# DATA SECTION:
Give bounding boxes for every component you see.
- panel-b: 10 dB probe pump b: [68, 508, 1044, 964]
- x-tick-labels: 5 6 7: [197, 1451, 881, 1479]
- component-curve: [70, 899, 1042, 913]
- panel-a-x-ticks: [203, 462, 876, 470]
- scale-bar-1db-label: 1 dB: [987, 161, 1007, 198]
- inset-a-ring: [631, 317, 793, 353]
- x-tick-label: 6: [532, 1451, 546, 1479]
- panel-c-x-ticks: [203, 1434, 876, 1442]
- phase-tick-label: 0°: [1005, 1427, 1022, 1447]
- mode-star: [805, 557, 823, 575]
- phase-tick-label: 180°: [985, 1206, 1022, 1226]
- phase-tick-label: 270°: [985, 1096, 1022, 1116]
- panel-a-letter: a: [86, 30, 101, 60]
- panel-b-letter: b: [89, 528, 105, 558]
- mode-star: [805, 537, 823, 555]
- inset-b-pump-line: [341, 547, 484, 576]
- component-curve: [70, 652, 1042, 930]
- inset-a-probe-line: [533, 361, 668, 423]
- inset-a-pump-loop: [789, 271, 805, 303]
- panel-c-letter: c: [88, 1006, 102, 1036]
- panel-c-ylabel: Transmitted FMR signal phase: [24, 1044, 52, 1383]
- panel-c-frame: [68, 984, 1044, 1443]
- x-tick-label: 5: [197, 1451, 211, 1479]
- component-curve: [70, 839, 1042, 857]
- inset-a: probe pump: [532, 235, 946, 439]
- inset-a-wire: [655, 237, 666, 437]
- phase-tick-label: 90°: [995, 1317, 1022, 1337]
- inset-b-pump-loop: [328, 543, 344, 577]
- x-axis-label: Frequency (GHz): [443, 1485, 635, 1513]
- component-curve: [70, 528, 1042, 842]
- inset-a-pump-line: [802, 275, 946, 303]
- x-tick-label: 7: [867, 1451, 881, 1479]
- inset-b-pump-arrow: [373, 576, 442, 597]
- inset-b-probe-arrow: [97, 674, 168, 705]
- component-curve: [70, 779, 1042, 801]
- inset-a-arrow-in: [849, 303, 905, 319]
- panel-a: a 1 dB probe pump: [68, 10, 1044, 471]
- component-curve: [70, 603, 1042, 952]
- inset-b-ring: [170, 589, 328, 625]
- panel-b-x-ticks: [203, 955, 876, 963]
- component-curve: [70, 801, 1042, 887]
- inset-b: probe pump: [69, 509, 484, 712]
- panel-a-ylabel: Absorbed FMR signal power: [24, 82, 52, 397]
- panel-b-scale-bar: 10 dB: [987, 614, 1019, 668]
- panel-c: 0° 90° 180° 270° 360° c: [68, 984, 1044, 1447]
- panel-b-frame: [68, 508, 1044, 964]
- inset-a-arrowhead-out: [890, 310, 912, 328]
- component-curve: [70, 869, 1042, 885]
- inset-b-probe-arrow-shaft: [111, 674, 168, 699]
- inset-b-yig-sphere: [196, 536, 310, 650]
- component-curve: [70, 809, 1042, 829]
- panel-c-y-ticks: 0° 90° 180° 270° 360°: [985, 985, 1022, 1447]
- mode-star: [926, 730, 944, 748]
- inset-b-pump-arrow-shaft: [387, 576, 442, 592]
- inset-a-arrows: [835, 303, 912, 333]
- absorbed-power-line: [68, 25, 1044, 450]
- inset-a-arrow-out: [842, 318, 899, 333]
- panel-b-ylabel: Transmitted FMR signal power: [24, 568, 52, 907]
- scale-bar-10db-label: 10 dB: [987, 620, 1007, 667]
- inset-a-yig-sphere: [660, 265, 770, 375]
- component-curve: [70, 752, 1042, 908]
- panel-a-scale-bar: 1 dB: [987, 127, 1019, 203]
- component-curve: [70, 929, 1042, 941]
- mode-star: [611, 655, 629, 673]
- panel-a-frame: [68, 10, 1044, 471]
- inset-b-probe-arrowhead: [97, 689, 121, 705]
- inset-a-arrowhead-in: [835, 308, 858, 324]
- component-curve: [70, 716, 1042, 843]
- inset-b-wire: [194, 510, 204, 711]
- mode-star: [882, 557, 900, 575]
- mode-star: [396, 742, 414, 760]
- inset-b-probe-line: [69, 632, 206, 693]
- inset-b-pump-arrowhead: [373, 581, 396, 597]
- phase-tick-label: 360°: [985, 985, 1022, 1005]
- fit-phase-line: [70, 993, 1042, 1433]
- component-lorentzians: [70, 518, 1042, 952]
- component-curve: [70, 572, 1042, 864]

# TASK PROMPT:
Put all of the rows above into a numbered list, dropping any blank lines.

# FINAL RESULT:
1. Give bounding boxes for every component you see.
2. - panel-b: 10 dB probe pump b: [68, 508, 1044, 964]
3. - x-tick-labels: 5 6 7: [197, 1451, 881, 1479]
4. - component-curve: [70, 899, 1042, 913]
5. - panel-a-x-ticks: [203, 462, 876, 470]
6. - scale-bar-1db-label: 1 dB: [987, 161, 1007, 198]
7. - inset-a-ring: [631, 317, 793, 353]
8. - x-tick-label: 6: [532, 1451, 546, 1479]
9. - panel-c-x-ticks: [203, 1434, 876, 1442]
10. - phase-tick-label: 0°: [1005, 1427, 1022, 1447]
11. - mode-star: [805, 557, 823, 575]
12. - phase-tick-label: 180°: [985, 1206, 1022, 1226]
13. - phase-tick-label: 270°: [985, 1096, 1022, 1116]
14. - panel-a-letter: a: [86, 30, 101, 60]
15. - panel-b-letter: b: [89, 528, 105, 558]
16. - mode-star: [805, 537, 823, 555]
17. - inset-b-pump-line: [341, 547, 484, 576]
18. - component-curve: [70, 652, 1042, 930]
19. - inset-a-probe-line: [533, 361, 668, 423]
20. - inset-a-pump-loop: [789, 271, 805, 303]
21. - panel-c-letter: c: [88, 1006, 102, 1036]
22. - panel-c-ylabel: Transmitted FMR signal phase: [24, 1044, 52, 1383]
23. - panel-c-frame: [68, 984, 1044, 1443]
24. - x-tick-label: 5: [197, 1451, 211, 1479]
25. - component-curve: [70, 839, 1042, 857]
26. - inset-a: probe pump: [532, 235, 946, 439]
27. - inset-a-wire: [655, 237, 666, 437]
28. - phase-tick-label: 90°: [995, 1317, 1022, 1337]
29. - inset-b-pump-loop: [328, 543, 344, 577]
30. - x-axis-label: Frequency (GHz): [443, 1485, 635, 1513]
31. - component-curve: [70, 528, 1042, 842]
32. - inset-a-pump-line: [802, 275, 946, 303]
33. - x-tick-label: 7: [867, 1451, 881, 1479]
34. - inset-b-pump-arrow: [373, 576, 442, 597]
35. - inset-b-probe-arrow: [97, 674, 168, 705]
36. - component-curve: [70, 779, 1042, 801]
37. - inset-a-arrow-in: [849, 303, 905, 319]
38. - panel-a: a 1 dB probe pump: [68, 10, 1044, 471]
39. - component-curve: [70, 603, 1042, 952]
40. - inset-b-ring: [170, 589, 328, 625]
41. - panel-b-x-ticks: [203, 955, 876, 963]
42. - component-curve: [70, 801, 1042, 887]
43. - inset-b: probe pump: [69, 509, 484, 712]
44. - panel-a-ylabel: Absorbed FMR signal power: [24, 82, 52, 397]
45. - panel-b-scale-bar: 10 dB: [987, 614, 1019, 668]
46. - panel-c: 0° 90° 180° 270° 360° c: [68, 984, 1044, 1447]
47. - panel-b-frame: [68, 508, 1044, 964]
48. - inset-a-arrowhead-out: [890, 310, 912, 328]
49. - component-curve: [70, 869, 1042, 885]
50. - inset-b-probe-arrow-shaft: [111, 674, 168, 699]
51. - inset-b-yig-sphere: [196, 536, 310, 650]
52. - component-curve: [70, 809, 1042, 829]
53. - panel-c-y-ticks: 0° 90° 180° 270° 360°: [985, 985, 1022, 1447]
54. - mode-star: [926, 730, 944, 748]
55. - inset-b-pump-arrow-shaft: [387, 576, 442, 592]
56. - inset-a-arrows: [835, 303, 912, 333]
57. - absorbed-power-line: [68, 25, 1044, 450]
58. - inset-a-arrow-out: [842, 318, 899, 333]
59. - panel-b-ylabel: Transmitted FMR signal power: [24, 568, 52, 907]
60. - scale-bar-10db-label: 10 dB: [987, 620, 1007, 667]
61. - inset-a-yig-sphere: [660, 265, 770, 375]
62. - component-curve: [70, 752, 1042, 908]
63. - panel-a-scale-bar: 1 dB: [987, 127, 1019, 203]
64. - component-curve: [70, 929, 1042, 941]
65. - mode-star: [611, 655, 629, 673]
66. - panel-a-frame: [68, 10, 1044, 471]
67. - inset-b-probe-arrowhead: [97, 689, 121, 705]
68. - inset-a-arrowhead-in: [835, 308, 858, 324]
69. - component-curve: [70, 716, 1042, 843]
70. - inset-b-wire: [194, 510, 204, 711]
71. - mode-star: [882, 557, 900, 575]
72. - mode-star: [396, 742, 414, 760]
73. - inset-b-probe-line: [69, 632, 206, 693]
74. - inset-b-pump-arrowhead: [373, 581, 396, 597]
75. - phase-tick-label: 360°: [985, 985, 1022, 1005]
76. - fit-phase-line: [70, 993, 1042, 1433]
77. - component-lorentzians: [70, 518, 1042, 952]
78. - component-curve: [70, 572, 1042, 864]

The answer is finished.